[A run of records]
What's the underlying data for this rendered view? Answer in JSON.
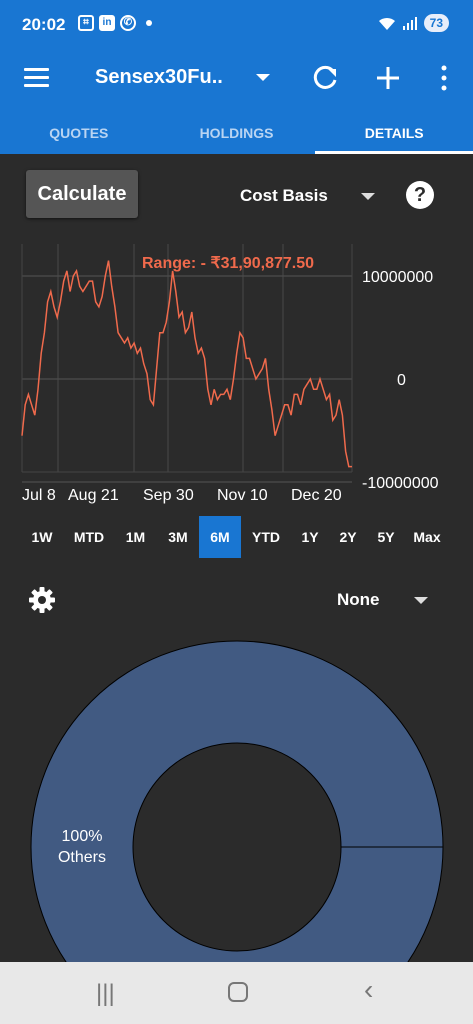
{
  "status_bar": {
    "time": "20:02",
    "battery": "73",
    "status_icons": [
      "screenshot-icon",
      "linkedin-icon",
      "whatsapp-icon"
    ]
  },
  "app_bar": {
    "title": "Sensex30Fu..",
    "icons": [
      "menu-icon",
      "refresh-icon",
      "add-icon",
      "more-vert-icon"
    ]
  },
  "tabs": [
    {
      "label": "QUOTES",
      "active": false
    },
    {
      "label": "HOLDINGS",
      "active": false
    },
    {
      "label": "DETAILS",
      "active": true
    }
  ],
  "controls": {
    "calculate_label": "Calculate",
    "cost_basis_label": "Cost Basis",
    "help_label": "?"
  },
  "chart_data": {
    "type": "line",
    "annotation": "Range: - ₹31,90,877.50",
    "x_labels": [
      "Jul 8",
      "Aug 21",
      "Sep 30",
      "Nov 10",
      "Dec 20"
    ],
    "y_tick_labels": [
      "10000000",
      "0",
      "-10000000"
    ],
    "ylim": [
      -10000000,
      10000000
    ],
    "grid": true,
    "line_color": "#f06a4c",
    "series": [
      {
        "values": [
          -5500000,
          -2500000,
          -1500000,
          -2500000,
          -3500000,
          -1000000,
          2500000,
          4500000,
          7500000,
          8500000,
          7000000,
          6000000,
          7500000,
          9500000,
          10500000,
          8500000,
          10000000,
          10500000,
          9000000,
          8500000,
          9000000,
          9500000,
          9500000,
          7500000,
          7000000,
          8000000,
          10000000,
          11500000,
          9000000,
          7000000,
          4500000,
          4000000,
          3500000,
          4000000,
          3000000,
          3500000,
          2500000,
          3000000,
          1500000,
          500000,
          -2000000,
          -2500000,
          1000000,
          4500000,
          4500000,
          5500000,
          7500000,
          10500000,
          8500000,
          6000000,
          6500000,
          4500000,
          5000000,
          6500000,
          4000000,
          2500000,
          3000000,
          2000000,
          -1000000,
          -2500000,
          -1000000,
          -2000000,
          -1500000,
          -1500000,
          -1000000,
          -2000000,
          0,
          2500000,
          4500000,
          4000000,
          2000000,
          2000000,
          1000000,
          0,
          500000,
          1000000,
          2000000,
          -1000000,
          -3000000,
          -5500000,
          -4500000,
          -3500000,
          -2500000,
          -2500000,
          -3500000,
          -1500000,
          -1500000,
          -2500000,
          -1000000,
          -500000,
          0,
          -1000000,
          -1000000,
          0,
          -1000000,
          -2000000,
          -1500000,
          -4000000,
          -3500000,
          -2000000,
          -3500000,
          -7000000,
          -8500000,
          -8500000
        ]
      }
    ]
  },
  "time_ranges": [
    {
      "label": "1W",
      "active": false
    },
    {
      "label": "MTD",
      "active": false
    },
    {
      "label": "1M",
      "active": false
    },
    {
      "label": "3M",
      "active": false
    },
    {
      "label": "6M",
      "active": true
    },
    {
      "label": "YTD",
      "active": false
    },
    {
      "label": "1Y",
      "active": false
    },
    {
      "label": "2Y",
      "active": false
    },
    {
      "label": "5Y",
      "active": false
    },
    {
      "label": "Max",
      "active": false
    }
  ],
  "allocation": {
    "grouping": "None",
    "donut": {
      "type": "pie",
      "slices": [
        {
          "label": "Others",
          "percent_label": "100%",
          "value": 100,
          "color": "#415a82"
        }
      ]
    }
  }
}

» Request:
Repeat the listing verbatim. Skip the pictures.

» Exercise result:
What's the underlying data for this rendered view? Answer in JSON.
{
  "status_bar": {
    "time": "20:02",
    "battery": "73",
    "status_icons": [
      "screenshot-icon",
      "linkedin-icon",
      "whatsapp-icon"
    ]
  },
  "app_bar": {
    "title": "Sensex30Fu..",
    "icons": [
      "menu-icon",
      "refresh-icon",
      "add-icon",
      "more-vert-icon"
    ]
  },
  "tabs": [
    {
      "label": "QUOTES",
      "active": false
    },
    {
      "label": "HOLDINGS",
      "active": false
    },
    {
      "label": "DETAILS",
      "active": true
    }
  ],
  "controls": {
    "calculate_label": "Calculate",
    "cost_basis_label": "Cost Basis",
    "help_label": "?"
  },
  "chart_data": {
    "type": "line",
    "annotation": "Range: - ₹31,90,877.50",
    "x_labels": [
      "Jul 8",
      "Aug 21",
      "Sep 30",
      "Nov 10",
      "Dec 20"
    ],
    "y_tick_labels": [
      "10000000",
      "0",
      "-10000000"
    ],
    "ylim": [
      -10000000,
      10000000
    ],
    "grid": true,
    "line_color": "#f06a4c",
    "series": [
      {
        "values": [
          -5500000,
          -2500000,
          -1500000,
          -2500000,
          -3500000,
          -1000000,
          2500000,
          4500000,
          7500000,
          8500000,
          7000000,
          6000000,
          7500000,
          9500000,
          10500000,
          8500000,
          10000000,
          10500000,
          9000000,
          8500000,
          9000000,
          9500000,
          9500000,
          7500000,
          7000000,
          8000000,
          10000000,
          11500000,
          9000000,
          7000000,
          4500000,
          4000000,
          3500000,
          4000000,
          3000000,
          3500000,
          2500000,
          3000000,
          1500000,
          500000,
          -2000000,
          -2500000,
          1000000,
          4500000,
          4500000,
          5500000,
          7500000,
          10500000,
          8500000,
          6000000,
          6500000,
          4500000,
          5000000,
          6500000,
          4000000,
          2500000,
          3000000,
          2000000,
          -1000000,
          -2500000,
          -1000000,
          -2000000,
          -1500000,
          -1500000,
          -1000000,
          -2000000,
          0,
          2500000,
          4500000,
          4000000,
          2000000,
          2000000,
          1000000,
          0,
          500000,
          1000000,
          2000000,
          -1000000,
          -3000000,
          -5500000,
          -4500000,
          -3500000,
          -2500000,
          -2500000,
          -3500000,
          -1500000,
          -1500000,
          -2500000,
          -1000000,
          -500000,
          0,
          -1000000,
          -1000000,
          0,
          -1000000,
          -2000000,
          -1500000,
          -4000000,
          -3500000,
          -2000000,
          -3500000,
          -7000000,
          -8500000,
          -8500000
        ]
      }
    ]
  },
  "time_ranges": [
    {
      "label": "1W",
      "active": false
    },
    {
      "label": "MTD",
      "active": false
    },
    {
      "label": "1M",
      "active": false
    },
    {
      "label": "3M",
      "active": false
    },
    {
      "label": "6M",
      "active": true
    },
    {
      "label": "YTD",
      "active": false
    },
    {
      "label": "1Y",
      "active": false
    },
    {
      "label": "2Y",
      "active": false
    },
    {
      "label": "5Y",
      "active": false
    },
    {
      "label": "Max",
      "active": false
    }
  ],
  "allocation": {
    "grouping": "None",
    "donut": {
      "type": "pie",
      "slices": [
        {
          "label": "Others",
          "percent_label": "100%",
          "value": 100,
          "color": "#415a82"
        }
      ]
    }
  }
}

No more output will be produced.